Records excerpted from a collection
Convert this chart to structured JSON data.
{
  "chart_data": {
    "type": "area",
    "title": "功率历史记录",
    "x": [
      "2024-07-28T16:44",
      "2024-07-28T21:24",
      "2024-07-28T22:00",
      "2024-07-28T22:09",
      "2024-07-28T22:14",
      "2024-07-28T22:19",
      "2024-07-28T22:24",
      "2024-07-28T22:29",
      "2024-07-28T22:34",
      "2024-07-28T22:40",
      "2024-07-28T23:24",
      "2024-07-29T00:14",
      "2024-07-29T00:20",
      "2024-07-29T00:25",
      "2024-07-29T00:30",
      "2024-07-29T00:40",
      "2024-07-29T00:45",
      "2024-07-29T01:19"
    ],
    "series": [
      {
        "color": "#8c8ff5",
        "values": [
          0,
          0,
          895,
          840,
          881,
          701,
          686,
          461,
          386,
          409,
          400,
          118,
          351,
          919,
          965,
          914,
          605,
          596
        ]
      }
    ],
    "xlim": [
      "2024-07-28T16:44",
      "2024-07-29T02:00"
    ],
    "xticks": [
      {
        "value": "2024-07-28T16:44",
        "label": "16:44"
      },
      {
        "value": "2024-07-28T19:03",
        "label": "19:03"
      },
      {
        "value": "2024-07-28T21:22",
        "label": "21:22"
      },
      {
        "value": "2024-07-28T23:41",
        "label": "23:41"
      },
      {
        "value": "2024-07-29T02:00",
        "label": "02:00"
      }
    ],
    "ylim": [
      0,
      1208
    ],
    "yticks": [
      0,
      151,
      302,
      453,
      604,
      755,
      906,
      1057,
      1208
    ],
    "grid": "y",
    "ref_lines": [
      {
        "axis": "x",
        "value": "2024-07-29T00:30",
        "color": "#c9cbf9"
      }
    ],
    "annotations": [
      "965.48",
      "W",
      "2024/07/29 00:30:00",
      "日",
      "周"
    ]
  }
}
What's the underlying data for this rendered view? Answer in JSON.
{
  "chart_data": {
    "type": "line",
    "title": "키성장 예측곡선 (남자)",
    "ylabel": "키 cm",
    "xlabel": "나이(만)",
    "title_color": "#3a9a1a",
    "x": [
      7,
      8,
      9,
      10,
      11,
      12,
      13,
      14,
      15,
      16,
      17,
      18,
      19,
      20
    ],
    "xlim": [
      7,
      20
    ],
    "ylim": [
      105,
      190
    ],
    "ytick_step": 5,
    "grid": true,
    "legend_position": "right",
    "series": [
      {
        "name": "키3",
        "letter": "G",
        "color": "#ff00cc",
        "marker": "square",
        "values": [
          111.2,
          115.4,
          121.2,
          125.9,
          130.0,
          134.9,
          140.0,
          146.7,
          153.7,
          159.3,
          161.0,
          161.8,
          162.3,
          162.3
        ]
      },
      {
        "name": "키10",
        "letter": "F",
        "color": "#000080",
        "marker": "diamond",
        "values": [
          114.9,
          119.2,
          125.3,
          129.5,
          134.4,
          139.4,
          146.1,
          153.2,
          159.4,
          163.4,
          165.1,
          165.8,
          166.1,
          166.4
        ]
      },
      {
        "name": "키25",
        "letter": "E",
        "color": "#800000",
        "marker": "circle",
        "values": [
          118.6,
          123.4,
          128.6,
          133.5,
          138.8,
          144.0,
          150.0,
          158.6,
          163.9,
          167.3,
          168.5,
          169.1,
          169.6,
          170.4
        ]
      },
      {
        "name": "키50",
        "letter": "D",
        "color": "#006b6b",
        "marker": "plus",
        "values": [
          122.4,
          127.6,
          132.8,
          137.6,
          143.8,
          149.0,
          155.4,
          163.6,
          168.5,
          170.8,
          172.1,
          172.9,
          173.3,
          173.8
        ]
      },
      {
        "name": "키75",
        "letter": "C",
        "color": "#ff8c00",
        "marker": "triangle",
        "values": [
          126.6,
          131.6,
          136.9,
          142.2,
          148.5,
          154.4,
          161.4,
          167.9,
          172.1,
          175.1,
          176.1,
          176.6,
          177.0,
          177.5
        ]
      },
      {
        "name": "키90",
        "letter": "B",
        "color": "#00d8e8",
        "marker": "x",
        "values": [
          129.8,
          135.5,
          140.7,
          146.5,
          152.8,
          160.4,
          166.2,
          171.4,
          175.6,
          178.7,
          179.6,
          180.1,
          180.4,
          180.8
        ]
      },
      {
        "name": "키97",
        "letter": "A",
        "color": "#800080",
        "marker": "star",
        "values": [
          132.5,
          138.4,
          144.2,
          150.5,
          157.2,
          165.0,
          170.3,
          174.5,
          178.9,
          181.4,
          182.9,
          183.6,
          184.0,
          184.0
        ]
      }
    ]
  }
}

#### STATED PROBLEM
The answer is a single number, the count of lines in the records that contain the string "this".

#### FINAL RESULT
2